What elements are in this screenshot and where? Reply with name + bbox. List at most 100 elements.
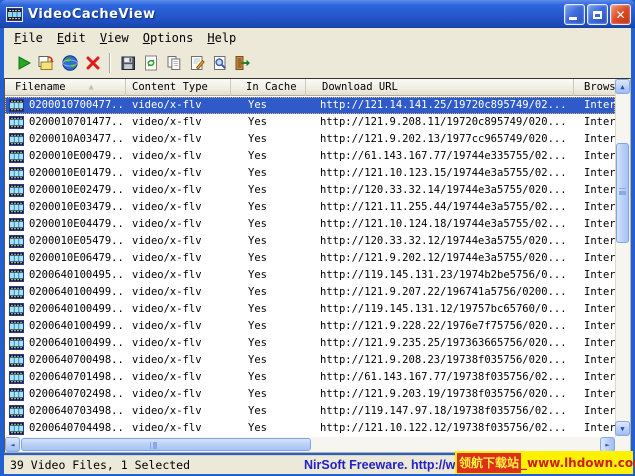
browser-cell: Intern — [574, 216, 615, 233]
filename-text: 0200640100499... — [29, 337, 126, 349]
download-url-cell: http://121.9.235.25/197363665756/020... — [306, 335, 574, 352]
filename-cell: 0200640701498... — [5, 369, 126, 386]
watermark-site-name: 领航下载站 — [457, 453, 521, 473]
nirsoft-freeware-link[interactable]: NirSoft Freeware. http://w — [304, 458, 455, 472]
filename-text: 0200640702498... — [29, 388, 126, 400]
in-cache-cell: Yes — [231, 352, 306, 369]
table-row[interactable]: 0200010701477... video/x-flv Yes http://… — [5, 114, 615, 131]
column-header-content-type[interactable]: Content Type — [126, 79, 231, 96]
table-row[interactable]: 0200640100499... video/x-flv Yes http://… — [5, 335, 615, 352]
menu-item[interactable]: Edit — [51, 29, 94, 47]
browser-cell: Intern — [574, 420, 615, 437]
scroll-left-button[interactable]: ◄ — [5, 437, 20, 452]
close-button[interactable]: ✕ — [610, 4, 631, 25]
column-header-browser[interactable]: Browse — [574, 79, 615, 96]
scroll-down-button[interactable]: ▼ — [615, 421, 630, 436]
table-row[interactable]: 0200010E01479... video/x-flv Yes http://… — [5, 165, 615, 182]
table-row[interactable]: 0200640704498... video/x-flv Yes http://… — [5, 420, 615, 437]
properties-button[interactable] — [185, 51, 208, 75]
scroll-up-button[interactable]: ▲ — [615, 79, 630, 94]
table-row[interactable]: 0200010E02479... video/x-flv Yes http://… — [5, 182, 615, 199]
in-cache-cell: Yes — [231, 369, 306, 386]
copy-files-button[interactable] — [35, 51, 58, 75]
video-file-icon — [9, 269, 24, 284]
table-row[interactable]: 0200010E04479... video/x-flv Yes http://… — [5, 216, 615, 233]
content-type-cell: video/x-flv — [126, 386, 231, 403]
table-row[interactable]: 0200010A03477... video/x-flv Yes http://… — [5, 131, 615, 148]
scroll-right-button[interactable]: ► — [600, 437, 615, 452]
table-row[interactable]: 0200010E05479... video/x-flv Yes http://… — [5, 233, 615, 250]
table-row[interactable]: 0200010E03479... video/x-flv Yes http://… — [5, 199, 615, 216]
refresh-button[interactable] — [139, 51, 162, 75]
filename-text: 0200010E01479... — [29, 167, 126, 179]
table-row[interactable]: 0200640703498... video/x-flv Yes http://… — [5, 403, 615, 420]
table-row[interactable]: 0200640702498... video/x-flv Yes http://… — [5, 386, 615, 403]
browser-cell: Intern — [574, 267, 615, 284]
app-icon — [6, 7, 23, 22]
exit-button[interactable] — [231, 51, 254, 75]
save-button[interactable] — [116, 51, 139, 75]
in-cache-cell: Yes — [231, 335, 306, 352]
content-type-cell: video/x-flv — [126, 284, 231, 301]
column-label: Filename — [15, 81, 66, 93]
menu-item[interactable]: Help — [201, 29, 244, 47]
refresh-icon — [142, 54, 160, 72]
table-row[interactable]: 0200010E06479... video/x-flv Yes http://… — [5, 250, 615, 267]
column-header-filename[interactable]: Filename ▲ — [5, 79, 126, 96]
filename-cell: 0200010E06479... — [5, 250, 126, 267]
browser-cell: Intern — [574, 386, 615, 403]
download-url-cell: http://119.145.131.23/1974b2be5756/0... — [306, 267, 574, 284]
open-in-browser-button[interactable] — [58, 51, 81, 75]
table-row[interactable]: 0200640701498... video/x-flv Yes http://… — [5, 369, 615, 386]
table-row[interactable]: 0200010700477... video/x-flv Yes http://… — [5, 97, 615, 114]
table-row[interactable]: 0200010E00479... video/x-flv Yes http://… — [5, 148, 615, 165]
browser-cell: Intern — [574, 301, 615, 318]
horizontal-scrollbar[interactable]: ◄ ► — [5, 437, 615, 452]
table-row[interactable]: 0200640100499... video/x-flv Yes http://… — [5, 318, 615, 335]
download-url-cell: http://121.9.207.22/196741a5756/0200... — [306, 284, 574, 301]
video-file-icon — [9, 422, 24, 437]
in-cache-cell: Yes — [231, 97, 306, 114]
menu-item[interactable]: File — [8, 29, 51, 47]
horizontal-scroll-thumb[interactable] — [21, 438, 311, 451]
in-cache-cell: Yes — [231, 165, 306, 182]
thumb-grip — [150, 442, 154, 449]
table-row[interactable]: 0200640100499... video/x-flv Yes http://… — [5, 301, 615, 318]
filename-cell: 0200640100499... — [5, 301, 126, 318]
table-row[interactable]: 0200640100495... video/x-flv Yes http://… — [5, 267, 615, 284]
menu-item[interactable]: Options — [137, 29, 202, 47]
content-type-cell: video/x-flv — [126, 403, 231, 420]
in-cache-cell: Yes — [231, 250, 306, 267]
filename-cell: 0200640702498... — [5, 386, 126, 403]
delete-button[interactable] — [81, 51, 104, 75]
menubar: FileEditViewOptionsHelp — [4, 28, 631, 48]
browser-cell: Intern — [574, 352, 615, 369]
table-row[interactable]: 0200640100499... video/x-flv Yes http://… — [5, 284, 615, 301]
content-type-cell: video/x-flv — [126, 131, 231, 148]
in-cache-cell: Yes — [231, 403, 306, 420]
download-url-cell: http://120.33.32.12/19744e3a5755/020... — [306, 233, 574, 250]
content-type-cell: video/x-flv — [126, 148, 231, 165]
in-cache-cell: Yes — [231, 301, 306, 318]
column-header-download-url[interactable]: Download URL — [306, 79, 574, 96]
find-button[interactable] — [208, 51, 231, 75]
menu-item[interactable]: View — [94, 29, 137, 47]
copy-button[interactable] — [162, 51, 185, 75]
in-cache-cell: Yes — [231, 114, 306, 131]
vertical-scroll-thumb[interactable] — [616, 143, 629, 243]
toolbar — [4, 48, 631, 78]
browser-cell: Intern — [574, 182, 615, 199]
video-file-icon — [9, 133, 24, 148]
minimize-button[interactable] — [564, 4, 585, 25]
play-button[interactable] — [12, 51, 35, 75]
scroll-right-icon: ► — [605, 441, 609, 449]
filename-cell: 0200010E00479... — [5, 148, 126, 165]
column-header-in-cache[interactable]: In Cache — [231, 79, 306, 96]
maximize-button[interactable] — [587, 4, 608, 25]
browser-cell: Intern — [574, 369, 615, 386]
video-file-icon — [9, 252, 24, 267]
in-cache-cell: Yes — [231, 131, 306, 148]
vertical-scrollbar[interactable]: ▲ ▼ — [615, 79, 630, 437]
table-row[interactable]: 0200640700498... video/x-flv Yes http://… — [5, 352, 615, 369]
titlebar[interactable]: VideoCacheView ✕ — [0, 0, 635, 28]
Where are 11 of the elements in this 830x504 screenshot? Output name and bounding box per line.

Written task:
Count the lines in the listing above that contain the string "horizontal", with case counting. Give only the number.

Response for this exercise:
2